• _WORK REQUIRED_
Wherever the word "Details" appears in the entries, copy the whole line.

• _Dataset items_
###

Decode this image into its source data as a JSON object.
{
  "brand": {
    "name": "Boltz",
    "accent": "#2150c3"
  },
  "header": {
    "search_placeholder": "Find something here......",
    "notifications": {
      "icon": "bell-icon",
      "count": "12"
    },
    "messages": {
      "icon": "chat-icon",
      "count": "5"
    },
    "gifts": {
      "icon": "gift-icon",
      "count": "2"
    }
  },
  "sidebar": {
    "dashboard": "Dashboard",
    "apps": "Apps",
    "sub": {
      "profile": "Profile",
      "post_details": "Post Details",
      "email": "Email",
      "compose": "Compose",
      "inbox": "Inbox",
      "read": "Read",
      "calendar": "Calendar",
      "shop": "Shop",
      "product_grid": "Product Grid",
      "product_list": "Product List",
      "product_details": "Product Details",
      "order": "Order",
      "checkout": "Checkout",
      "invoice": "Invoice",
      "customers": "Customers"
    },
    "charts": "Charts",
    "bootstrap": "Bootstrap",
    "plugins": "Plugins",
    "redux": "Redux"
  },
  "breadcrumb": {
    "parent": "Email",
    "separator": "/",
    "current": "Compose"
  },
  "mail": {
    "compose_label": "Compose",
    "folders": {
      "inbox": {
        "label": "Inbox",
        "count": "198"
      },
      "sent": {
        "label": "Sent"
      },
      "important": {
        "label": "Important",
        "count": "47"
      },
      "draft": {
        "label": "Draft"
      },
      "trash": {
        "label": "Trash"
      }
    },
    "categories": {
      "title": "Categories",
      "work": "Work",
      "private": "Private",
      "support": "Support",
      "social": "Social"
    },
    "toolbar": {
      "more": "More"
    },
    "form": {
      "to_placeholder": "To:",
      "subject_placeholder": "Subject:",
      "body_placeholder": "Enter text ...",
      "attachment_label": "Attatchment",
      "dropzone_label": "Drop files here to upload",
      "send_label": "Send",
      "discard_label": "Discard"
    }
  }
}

###

• _PROBLEM SOLUTION_
      "post_details": "Post Details",
      "product_details": "Product Details",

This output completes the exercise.